## [EXERCISE REQUIREMENTS]
Can you output the records below exactly as they are written?

<<<<

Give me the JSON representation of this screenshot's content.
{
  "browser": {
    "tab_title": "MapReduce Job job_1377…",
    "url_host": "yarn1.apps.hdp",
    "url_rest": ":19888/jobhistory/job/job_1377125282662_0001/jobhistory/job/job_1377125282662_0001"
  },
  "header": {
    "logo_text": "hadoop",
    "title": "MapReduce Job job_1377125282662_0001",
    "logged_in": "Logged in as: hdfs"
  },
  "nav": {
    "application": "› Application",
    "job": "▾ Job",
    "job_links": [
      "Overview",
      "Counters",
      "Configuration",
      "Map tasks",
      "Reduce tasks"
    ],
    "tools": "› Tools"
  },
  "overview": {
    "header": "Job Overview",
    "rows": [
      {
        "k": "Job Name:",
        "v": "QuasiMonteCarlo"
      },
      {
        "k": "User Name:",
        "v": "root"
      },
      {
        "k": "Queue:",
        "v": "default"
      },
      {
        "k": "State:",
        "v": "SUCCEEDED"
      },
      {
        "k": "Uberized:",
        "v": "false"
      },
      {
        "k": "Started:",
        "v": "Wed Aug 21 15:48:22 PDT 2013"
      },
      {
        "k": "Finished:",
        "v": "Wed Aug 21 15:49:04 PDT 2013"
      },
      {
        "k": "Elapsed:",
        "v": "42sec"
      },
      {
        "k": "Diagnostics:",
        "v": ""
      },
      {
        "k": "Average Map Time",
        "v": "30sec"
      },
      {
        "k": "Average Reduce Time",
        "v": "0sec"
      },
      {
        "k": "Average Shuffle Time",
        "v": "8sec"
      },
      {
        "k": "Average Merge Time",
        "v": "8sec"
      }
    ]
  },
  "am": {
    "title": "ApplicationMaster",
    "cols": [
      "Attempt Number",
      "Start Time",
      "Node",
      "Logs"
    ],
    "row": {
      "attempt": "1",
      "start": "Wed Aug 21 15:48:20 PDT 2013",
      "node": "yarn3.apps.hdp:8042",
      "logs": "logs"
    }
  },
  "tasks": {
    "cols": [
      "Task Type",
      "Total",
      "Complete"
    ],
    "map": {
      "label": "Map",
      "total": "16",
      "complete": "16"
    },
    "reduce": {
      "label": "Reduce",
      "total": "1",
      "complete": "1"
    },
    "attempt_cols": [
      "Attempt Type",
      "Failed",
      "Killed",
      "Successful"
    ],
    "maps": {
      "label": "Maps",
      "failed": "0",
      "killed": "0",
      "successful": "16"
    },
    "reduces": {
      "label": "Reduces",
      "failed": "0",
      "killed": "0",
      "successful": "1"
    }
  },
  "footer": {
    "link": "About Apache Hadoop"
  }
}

>>>>

## [WRITTEN SOLUTION]
Give me the JSON representation of this screenshot's content.
{
  "browser": {
    "tab_title": "MapReduce Job job_1377…",
    "url_host": "yarn1.apps.hdp",
    "url_rest": ":19888/jobhistory/job/job_1377125282662_0001/jobhistory/job/job_1377125282662_0001"
  },
  "header": {
    "logo_text": "hadoop",
    "title": "MapReduce Job job_1377125282662_0001",
    "logged_in": "Logged in as: hdfs"
  },
  "nav": {
    "application": "› Application",
    "job": "▾ Job",
    "job_links": [
      "Overview",
      "Counters",
      "Configuration",
      "Map tasks",
      "Reduce tasks"
    ],
    "tools": "› Tools"
  },
  "overview": {
    "header": "Job Overview",
    "rows": [
      {
        "k": "Job Name:",
        "v": "QuasiMonteCarlo"
      },
      {
        "k": "User Name:",
        "v": "root"
      },
      {
        "k": "Queue:",
        "v": "default"
      },
      {
        "k": "State:",
        "v": "SUCCEEDED"
      },
      {
        "k": "Uberized:",
        "v": "false"
      },
      {
        "k": "Started:",
        "v": "Wed Aug 21 15:48:22 PDT 2013"
      },
      {
        "k": "Finished:",
        "v": "Wed Aug 21 15:49:04 PDT 2013"
      },
      {
        "k": "Elapsed:",
        "v": "42sec"
      },
      {
        "k": "Diagnostics:",
        "v": ""
      },
      {
        "k": "Average Map Time",
        "v": "30sec"
      },
      {
        "k": "Average Reduce Time",
        "v": "0sec"
      },
      {
        "k": "Average Shuffle Time",
        "v": "8sec"
      },
      {
        "k": "Average Merge Time",
        "v": "8sec"
      }
    ]
  },
  "am": {
    "title": "ApplicationMaster",
    "cols": [
      "Attempt Number",
      "Start Time",
      "Node",
      "Logs"
    ],
    "row": {
      "attempt": "1",
      "start": "Wed Aug 21 15:48:20 PDT 2013",
      "node": "yarn3.apps.hdp:8042",
      "logs": "logs"
    }
  },
  "tasks": {
    "cols": [
      "Task Type",
      "Total",
      "Complete"
    ],
    "map": {
      "label": "Map",
      "total": "16",
      "complete": "16"
    },
    "reduce": {
      "label": "Reduce",
      "total": "1",
      "complete": "1"
    },
    "attempt_cols": [
      "Attempt Type",
      "Failed",
      "Killed",
      "Successful"
    ],
    "maps": {
      "label": "Maps",
      "failed": "0",
      "killed": "0",
      "successful": "16"
    },
    "reduces": {
      "label": "Reduces",
      "failed": "0",
      "killed": "0",
      "successful": "1"
    }
  },
  "footer": {
    "link": "About Apache Hadoop"
  }
}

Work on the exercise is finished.